- _DOCUMENT EXTRACT_:
* begin *
There is a neat and perhaps not entirely helpful gender divide between the four books I read this month. The two memoirs, both by women, are about the authors’ mothers; the two books by men are about wars; basketball; sonic booms; wild, unsettled territory. In a desperate attempt to curry favor with women readers, however, I will try not to ghettoize the memoirs. If I follow through thematically, I would be effectively saying, Right, we’re done with the mother-daughter memoirs. Let’s get on with the big stuff. Whereas actually the big stuff is always at home, right? That’s where lives are shaped and shaken. Oh, don’t worry. I know I’m not woke. But I like to think I’ve set my alarm clock, at least.

Boom Town was another tip, by another recommender. He’s a good one, too, but he hasn’t been at it as long as the original recommender, and I don’t get the same sense that he’s lying in wait, rejecting book after book until he gets a clear shot. The other guy is batting three for three, though, so he needs watching. Sam Anderson’s book is about, of all things, the history of Oklahoma City, and it’s a joy: funny, eccentric, brilliantly written, full of endlessly interesting anecdotes that you want to read out to friends. He describes the place as “one of the great weirdo cities of the world, as strange, in its own way, as Venice or Dubai or Versailles or Pyongyang.”
* end *
- _COMPLETE THE FOLLOWING_:
(1) Answer these from the book column above:
(a) Whose lives are the two memoirs about?
(b) Which city's history does Sam Anderson's book cover?
(c) What batting record does the writer give the other recommender?
(2) Write the next part of the book column above, picking up after its final sentence.

- _DATASET EXCERPTS_:
* begin *
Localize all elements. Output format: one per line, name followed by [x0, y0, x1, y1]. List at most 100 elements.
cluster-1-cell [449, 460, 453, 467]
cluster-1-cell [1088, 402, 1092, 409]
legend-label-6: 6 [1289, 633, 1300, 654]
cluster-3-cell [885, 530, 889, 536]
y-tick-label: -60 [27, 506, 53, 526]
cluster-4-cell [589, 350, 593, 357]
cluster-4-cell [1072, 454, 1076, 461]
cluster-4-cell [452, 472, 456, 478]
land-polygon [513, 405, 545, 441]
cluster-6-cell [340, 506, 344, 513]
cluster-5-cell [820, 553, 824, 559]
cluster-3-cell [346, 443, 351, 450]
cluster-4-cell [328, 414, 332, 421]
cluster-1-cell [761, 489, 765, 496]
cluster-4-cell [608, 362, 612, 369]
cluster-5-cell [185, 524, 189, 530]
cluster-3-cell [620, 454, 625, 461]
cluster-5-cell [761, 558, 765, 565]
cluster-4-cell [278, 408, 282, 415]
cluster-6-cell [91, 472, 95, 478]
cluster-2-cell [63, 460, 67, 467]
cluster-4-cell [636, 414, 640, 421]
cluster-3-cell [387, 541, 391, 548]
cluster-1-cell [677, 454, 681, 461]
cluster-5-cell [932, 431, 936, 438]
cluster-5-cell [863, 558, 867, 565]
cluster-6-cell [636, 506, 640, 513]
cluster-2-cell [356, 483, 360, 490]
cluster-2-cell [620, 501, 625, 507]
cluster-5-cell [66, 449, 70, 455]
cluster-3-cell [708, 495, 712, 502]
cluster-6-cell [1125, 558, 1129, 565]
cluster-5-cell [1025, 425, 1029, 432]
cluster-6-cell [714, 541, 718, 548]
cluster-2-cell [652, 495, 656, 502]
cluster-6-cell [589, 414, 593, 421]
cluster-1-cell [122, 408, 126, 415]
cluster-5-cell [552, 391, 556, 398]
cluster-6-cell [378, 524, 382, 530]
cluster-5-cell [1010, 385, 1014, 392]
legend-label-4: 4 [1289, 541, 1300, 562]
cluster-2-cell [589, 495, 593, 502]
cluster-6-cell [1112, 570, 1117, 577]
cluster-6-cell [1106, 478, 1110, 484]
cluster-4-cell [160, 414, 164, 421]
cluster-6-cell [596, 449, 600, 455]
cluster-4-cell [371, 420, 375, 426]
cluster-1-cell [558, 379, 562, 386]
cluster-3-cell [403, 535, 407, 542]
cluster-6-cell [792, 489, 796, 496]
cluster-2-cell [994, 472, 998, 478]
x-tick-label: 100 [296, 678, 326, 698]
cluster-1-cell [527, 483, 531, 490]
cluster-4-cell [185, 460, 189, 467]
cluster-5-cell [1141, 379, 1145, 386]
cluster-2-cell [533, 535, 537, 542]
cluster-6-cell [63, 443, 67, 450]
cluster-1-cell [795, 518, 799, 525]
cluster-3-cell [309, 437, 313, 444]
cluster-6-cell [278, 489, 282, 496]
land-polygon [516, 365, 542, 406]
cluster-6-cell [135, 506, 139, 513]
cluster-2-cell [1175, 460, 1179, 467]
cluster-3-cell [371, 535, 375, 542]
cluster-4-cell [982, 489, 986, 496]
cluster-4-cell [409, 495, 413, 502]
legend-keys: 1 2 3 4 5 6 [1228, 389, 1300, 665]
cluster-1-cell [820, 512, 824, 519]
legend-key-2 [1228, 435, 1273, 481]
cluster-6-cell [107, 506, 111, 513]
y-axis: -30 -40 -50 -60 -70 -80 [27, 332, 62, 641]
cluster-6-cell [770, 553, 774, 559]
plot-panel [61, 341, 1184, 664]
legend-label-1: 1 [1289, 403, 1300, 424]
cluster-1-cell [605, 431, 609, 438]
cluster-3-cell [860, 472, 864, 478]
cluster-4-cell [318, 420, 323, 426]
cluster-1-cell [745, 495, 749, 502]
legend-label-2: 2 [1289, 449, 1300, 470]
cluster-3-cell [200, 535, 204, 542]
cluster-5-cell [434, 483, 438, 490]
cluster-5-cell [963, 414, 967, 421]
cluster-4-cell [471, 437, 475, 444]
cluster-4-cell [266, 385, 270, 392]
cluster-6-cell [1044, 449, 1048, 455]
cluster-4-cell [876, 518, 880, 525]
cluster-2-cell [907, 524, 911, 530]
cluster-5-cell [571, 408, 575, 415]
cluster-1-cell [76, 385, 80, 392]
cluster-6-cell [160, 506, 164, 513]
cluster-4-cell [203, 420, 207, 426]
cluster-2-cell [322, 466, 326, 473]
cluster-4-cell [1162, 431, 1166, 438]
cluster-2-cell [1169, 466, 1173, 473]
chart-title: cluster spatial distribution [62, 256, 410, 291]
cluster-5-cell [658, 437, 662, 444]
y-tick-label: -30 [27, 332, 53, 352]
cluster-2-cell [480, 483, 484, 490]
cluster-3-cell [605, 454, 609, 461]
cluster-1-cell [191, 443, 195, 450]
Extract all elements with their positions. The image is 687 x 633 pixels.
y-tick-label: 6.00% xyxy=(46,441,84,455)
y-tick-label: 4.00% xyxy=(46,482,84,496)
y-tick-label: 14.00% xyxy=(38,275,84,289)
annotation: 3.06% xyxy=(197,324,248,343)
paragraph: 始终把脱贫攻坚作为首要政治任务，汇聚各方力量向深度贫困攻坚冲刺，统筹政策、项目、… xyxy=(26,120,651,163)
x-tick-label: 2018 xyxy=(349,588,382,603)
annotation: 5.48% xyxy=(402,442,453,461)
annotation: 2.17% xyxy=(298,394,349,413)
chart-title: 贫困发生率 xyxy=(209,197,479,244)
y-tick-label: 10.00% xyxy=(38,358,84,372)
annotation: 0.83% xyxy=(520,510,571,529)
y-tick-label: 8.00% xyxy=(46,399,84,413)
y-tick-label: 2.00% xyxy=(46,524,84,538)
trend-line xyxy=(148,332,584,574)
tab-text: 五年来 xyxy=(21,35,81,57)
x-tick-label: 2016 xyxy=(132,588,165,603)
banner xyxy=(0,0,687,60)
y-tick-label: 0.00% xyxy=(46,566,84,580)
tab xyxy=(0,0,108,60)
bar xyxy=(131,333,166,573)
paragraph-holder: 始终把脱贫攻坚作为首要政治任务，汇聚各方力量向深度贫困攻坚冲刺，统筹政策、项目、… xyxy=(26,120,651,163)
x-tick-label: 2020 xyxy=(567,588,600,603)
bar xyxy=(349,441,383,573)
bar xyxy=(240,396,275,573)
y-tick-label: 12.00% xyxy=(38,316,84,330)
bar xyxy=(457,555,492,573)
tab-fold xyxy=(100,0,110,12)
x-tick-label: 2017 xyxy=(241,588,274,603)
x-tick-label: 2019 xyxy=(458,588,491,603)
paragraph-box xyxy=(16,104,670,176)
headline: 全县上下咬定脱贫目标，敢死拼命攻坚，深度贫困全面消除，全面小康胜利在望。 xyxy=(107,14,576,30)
* end *
- _ANSWERS TO THE EXERCISE_:
(1)
(a) The authors' mothers.
(b) Oklahoma City.
(c) Three for three.

(2)
Oklahoma City was born on April 22, 1889. Like, literally. April 22 was not the day when someone decided that a town was a city, nor was it the day when something happened that defined the city. It was not born in some metaphorical way. At noon on that day, nobody lived there. By the late afternoon, it was home to tens of thousands of people. Previously unassigned land, it was made available to all-comers by a symbolic gunshot. The all-comers had gathered at the nearest points they could, and after the shot they rode like hell to stake out their land. At 2 p.m. the first train arrived. By the next morning, there was really no space left to claim. In fact, there was no room for streets, parks, alleys, or squares, so some of these settlers had to be unsettled, much to their chagrin.

Anderson’s book spans only one year in the life of Oklahoma City, but the structure enables him to tell every story worth telling about the place and its heroes: Clara Luper, a badass civil rights activist; Wayne Coyne of the Flaming Lips; basketball player James Harden; meteorologist extraordinaire Gary England, the first weatherman to think properly about tornadoes.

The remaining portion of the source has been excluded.